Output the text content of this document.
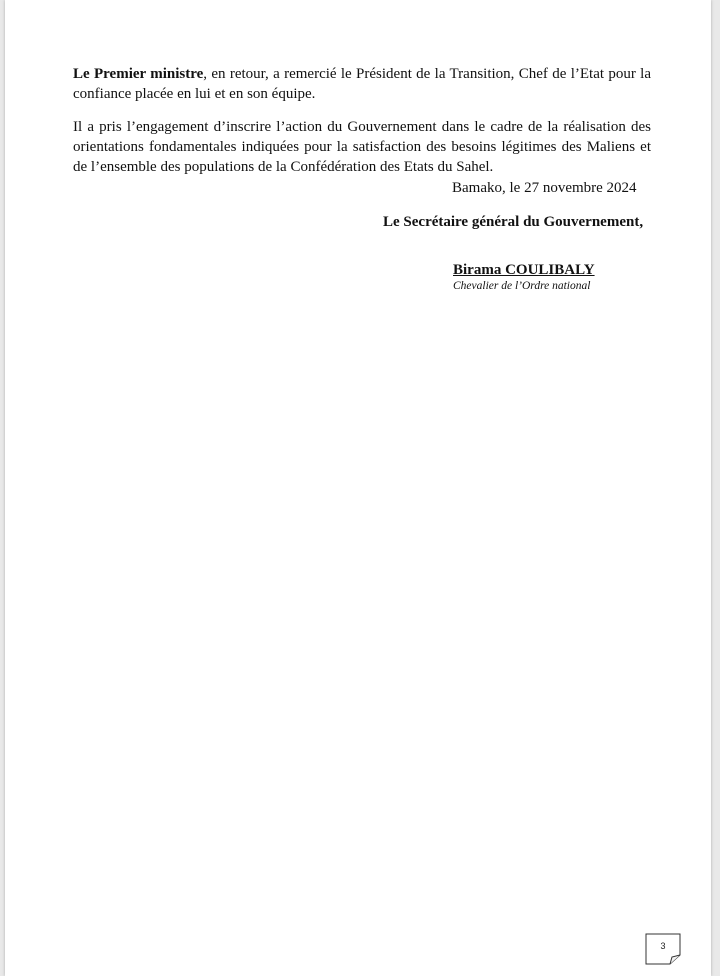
Le Premier ministre, en retour, a remercié le Président de la Transition, Chef de l’Etat pour la confiance placée en lui et en son équipe.

Il a pris l’engagement d’inscrire l’action du Gouvernement dans le cadre de la réalisation des orientations fondamentales indiquées pour la satisfaction des besoins légitimes des Maliens et de l’ensemble des populations de la Confédération des Etats du Sahel.

Bamako, le 27 novembre 2024
Le Secrétaire général du Gouvernement,
Birama COULIBALY
Chevalier de l’Ordre national
3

Stated problem: Leave out every picture and copy the rest of the records exactly.

Complete output:
Output the text content of this document.
Le Premier ministre, en retour, a remercié le Président de la Transition, Chef de l’Etat pour la confiance placée en lui et en son équipe.

Il a pris l’engagement d’inscrire l’action du Gouvernement dans le cadre de la réalisation des orientations fondamentales indiquées pour la satisfaction des besoins légitimes des Maliens et de l’ensemble des populations de la Confédération des Etats du Sahel.

Bamako, le 27 novembre 2024
Le Secrétaire général du Gouvernement,
Birama COULIBALY
Chevalier de l’Ordre national
3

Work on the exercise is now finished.